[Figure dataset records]
------------------------------------------------------------------------
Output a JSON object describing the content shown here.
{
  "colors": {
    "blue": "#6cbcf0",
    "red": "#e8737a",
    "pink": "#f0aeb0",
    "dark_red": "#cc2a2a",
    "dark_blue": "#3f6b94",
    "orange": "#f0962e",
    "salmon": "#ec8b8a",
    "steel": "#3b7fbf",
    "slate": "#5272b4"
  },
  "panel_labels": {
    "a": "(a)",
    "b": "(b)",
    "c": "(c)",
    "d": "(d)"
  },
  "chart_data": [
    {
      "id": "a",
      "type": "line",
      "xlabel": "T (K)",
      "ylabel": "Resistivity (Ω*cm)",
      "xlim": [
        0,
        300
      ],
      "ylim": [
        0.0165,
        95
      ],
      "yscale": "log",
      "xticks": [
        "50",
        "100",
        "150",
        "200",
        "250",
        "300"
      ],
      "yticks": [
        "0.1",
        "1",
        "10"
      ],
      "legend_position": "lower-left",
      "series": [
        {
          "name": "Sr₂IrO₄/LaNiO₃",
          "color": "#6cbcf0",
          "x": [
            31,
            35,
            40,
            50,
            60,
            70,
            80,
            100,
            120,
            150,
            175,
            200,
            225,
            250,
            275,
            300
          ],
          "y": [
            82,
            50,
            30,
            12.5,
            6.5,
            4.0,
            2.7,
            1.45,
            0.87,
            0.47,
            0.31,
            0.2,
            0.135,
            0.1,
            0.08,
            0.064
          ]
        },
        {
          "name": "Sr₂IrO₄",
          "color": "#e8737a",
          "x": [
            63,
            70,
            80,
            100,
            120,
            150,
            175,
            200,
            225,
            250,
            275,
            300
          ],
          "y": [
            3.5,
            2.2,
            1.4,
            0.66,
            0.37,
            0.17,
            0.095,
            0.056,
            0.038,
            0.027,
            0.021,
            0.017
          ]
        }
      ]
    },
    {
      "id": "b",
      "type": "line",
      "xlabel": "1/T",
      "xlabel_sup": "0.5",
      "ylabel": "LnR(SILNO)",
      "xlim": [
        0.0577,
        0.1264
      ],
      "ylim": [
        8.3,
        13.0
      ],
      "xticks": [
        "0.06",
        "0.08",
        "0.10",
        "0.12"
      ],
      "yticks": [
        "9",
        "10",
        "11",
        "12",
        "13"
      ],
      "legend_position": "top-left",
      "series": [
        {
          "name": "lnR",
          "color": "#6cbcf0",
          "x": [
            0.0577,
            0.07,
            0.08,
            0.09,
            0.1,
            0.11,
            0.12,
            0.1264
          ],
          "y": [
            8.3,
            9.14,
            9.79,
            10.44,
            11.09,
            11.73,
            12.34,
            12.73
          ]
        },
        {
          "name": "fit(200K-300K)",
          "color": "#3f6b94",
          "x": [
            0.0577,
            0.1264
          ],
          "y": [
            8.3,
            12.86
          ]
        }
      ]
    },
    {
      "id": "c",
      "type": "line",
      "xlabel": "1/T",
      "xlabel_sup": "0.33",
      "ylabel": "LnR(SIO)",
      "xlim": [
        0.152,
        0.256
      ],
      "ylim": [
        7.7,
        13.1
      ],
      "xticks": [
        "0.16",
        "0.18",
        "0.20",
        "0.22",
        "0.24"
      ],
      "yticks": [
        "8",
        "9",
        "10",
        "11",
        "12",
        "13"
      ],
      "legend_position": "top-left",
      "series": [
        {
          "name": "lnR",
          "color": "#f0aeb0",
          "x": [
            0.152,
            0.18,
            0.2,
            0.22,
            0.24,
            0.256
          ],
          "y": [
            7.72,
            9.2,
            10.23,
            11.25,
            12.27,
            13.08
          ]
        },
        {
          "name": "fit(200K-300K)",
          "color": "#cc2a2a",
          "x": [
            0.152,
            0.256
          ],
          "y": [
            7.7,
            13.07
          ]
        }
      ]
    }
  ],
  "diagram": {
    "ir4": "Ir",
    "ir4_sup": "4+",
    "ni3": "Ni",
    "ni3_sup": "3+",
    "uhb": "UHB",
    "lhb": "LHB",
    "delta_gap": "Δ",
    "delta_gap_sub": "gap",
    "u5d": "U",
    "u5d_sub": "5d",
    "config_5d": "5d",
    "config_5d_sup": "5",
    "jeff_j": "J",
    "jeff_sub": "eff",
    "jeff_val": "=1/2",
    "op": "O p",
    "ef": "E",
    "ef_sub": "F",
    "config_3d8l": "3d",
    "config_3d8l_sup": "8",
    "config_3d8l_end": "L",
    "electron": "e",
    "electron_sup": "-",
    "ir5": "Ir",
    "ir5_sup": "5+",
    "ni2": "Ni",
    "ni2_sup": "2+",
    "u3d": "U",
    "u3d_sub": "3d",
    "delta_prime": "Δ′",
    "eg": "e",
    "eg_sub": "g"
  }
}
------------------------------------------------------------------------
WHAT YOU WILL DO
Copy out each record, keeping every word as it is.

EXERCISE RESULT
Output a JSON object describing the content shown here.
{
  "colors": {
    "blue": "#6cbcf0",
    "red": "#e8737a",
    "pink": "#f0aeb0",
    "dark_red": "#cc2a2a",
    "dark_blue": "#3f6b94",
    "orange": "#f0962e",
    "salmon": "#ec8b8a",
    "steel": "#3b7fbf",
    "slate": "#5272b4"
  },
  "panel_labels": {
    "a": "(a)",
    "b": "(b)",
    "c": "(c)",
    "d": "(d)"
  },
  "chart_data": [
    {
      "id": "a",
      "type": "line",
      "xlabel": "T (K)",
      "ylabel": "Resistivity (Ω*cm)",
      "xlim": [
        0,
        300
      ],
      "ylim": [
        0.0165,
        95
      ],
      "yscale": "log",
      "xticks": [
        "50",
        "100",
        "150",
        "200",
        "250",
        "300"
      ],
      "yticks": [
        "0.1",
        "1",
        "10"
      ],
      "legend_position": "lower-left",
      "series": [
        {
          "name": "Sr₂IrO₄/LaNiO₃",
          "color": "#6cbcf0",
          "x": [
            31,
            35,
            40,
            50,
            60,
            70,
            80,
            100,
            120,
            150,
            175,
            200,
            225,
            250,
            275,
            300
          ],
          "y": [
            82,
            50,
            30,
            12.5,
            6.5,
            4.0,
            2.7,
            1.45,
            0.87,
            0.47,
            0.31,
            0.2,
            0.135,
            0.1,
            0.08,
            0.064
          ]
        },
        {
          "name": "Sr₂IrO₄",
          "color": "#e8737a",
          "x": [
            63,
            70,
            80,
            100,
            120,
            150,
            175,
            200,
            225,
            250,
            275,
            300
          ],
          "y": [
            3.5,
            2.2,
            1.4,
            0.66,
            0.37,
            0.17,
            0.095,
            0.056,
            0.038,
            0.027,
            0.021,
            0.017
          ]
        }
      ]
    },
    {
      "id": "b",
      "type": "line",
      "xlabel": "1/T",
      "xlabel_sup": "0.5",
      "ylabel": "LnR(SILNO)",
      "xlim": [
        0.0577,
        0.1264
      ],
      "ylim": [
        8.3,
        13.0
      ],
      "xticks": [
        "0.06",
        "0.08",
        "0.10",
        "0.12"
      ],
      "yticks": [
        "9",
        "10",
        "11",
        "12",
        "13"
      ],
      "legend_position": "top-left",
      "series": [
        {
          "name": "lnR",
          "color": "#6cbcf0",
          "x": [
            0.0577,
            0.07,
            0.08,
            0.09,
            0.1,
            0.11,
            0.12,
            0.1264
          ],
          "y": [
            8.3,
            9.14,
            9.79,
            10.44,
            11.09,
            11.73,
            12.34,
            12.73
          ]
        },
        {
          "name": "fit(200K-300K)",
          "color": "#3f6b94",
          "x": [
            0.0577,
            0.1264
          ],
          "y": [
            8.3,
            12.86
          ]
        }
      ]
    },
    {
      "id": "c",
      "type": "line",
      "xlabel": "1/T",
      "xlabel_sup": "0.33",
      "ylabel": "LnR(SIO)",
      "xlim": [
        0.152,
        0.256
      ],
      "ylim": [
        7.7,
        13.1
      ],
      "xticks": [
        "0.16",
        "0.18",
        "0.20",
        "0.22",
        "0.24"
      ],
      "yticks": [
        "8",
        "9",
        "10",
        "11",
        "12",
        "13"
      ],
      "legend_position": "top-left",
      "series": [
        {
          "name": "lnR",
          "color": "#f0aeb0",
          "x": [
            0.152,
            0.18,
            0.2,
            0.22,
            0.24,
            0.256
          ],
          "y": [
            7.72,
            9.2,
            10.23,
            11.25,
            12.27,
            13.08
          ]
        },
        {
          "name": "fit(200K-300K)",
          "color": "#cc2a2a",
          "x": [
            0.152,
            0.256
          ],
          "y": [
            7.7,
            13.07
          ]
        }
      ]
    }
  ],
  "diagram": {
    "ir4": "Ir",
    "ir4_sup": "4+",
    "ni3": "Ni",
    "ni3_sup": "3+",
    "uhb": "UHB",
    "lhb": "LHB",
    "delta_gap": "Δ",
    "delta_gap_sub": "gap",
    "u5d": "U",
    "u5d_sub": "5d",
    "config_5d": "5d",
    "config_5d_sup": "5",
    "jeff_j": "J",
    "jeff_sub": "eff",
    "jeff_val": "=1/2",
    "op": "O p",
    "ef": "E",
    "ef_sub": "F",
    "config_3d8l": "3d",
    "config_3d8l_sup": "8",
    "config_3d8l_end": "L",
    "electron": "e",
    "electron_sup": "-",
    "ir5": "Ir",
    "ir5_sup": "5+",
    "ni2": "Ni",
    "ni2_sup": "2+",
    "u3d": "U",
    "u3d_sub": "3d",
    "delta_prime": "Δ′",
    "eg": "e",
    "eg_sub": "g"
  }
}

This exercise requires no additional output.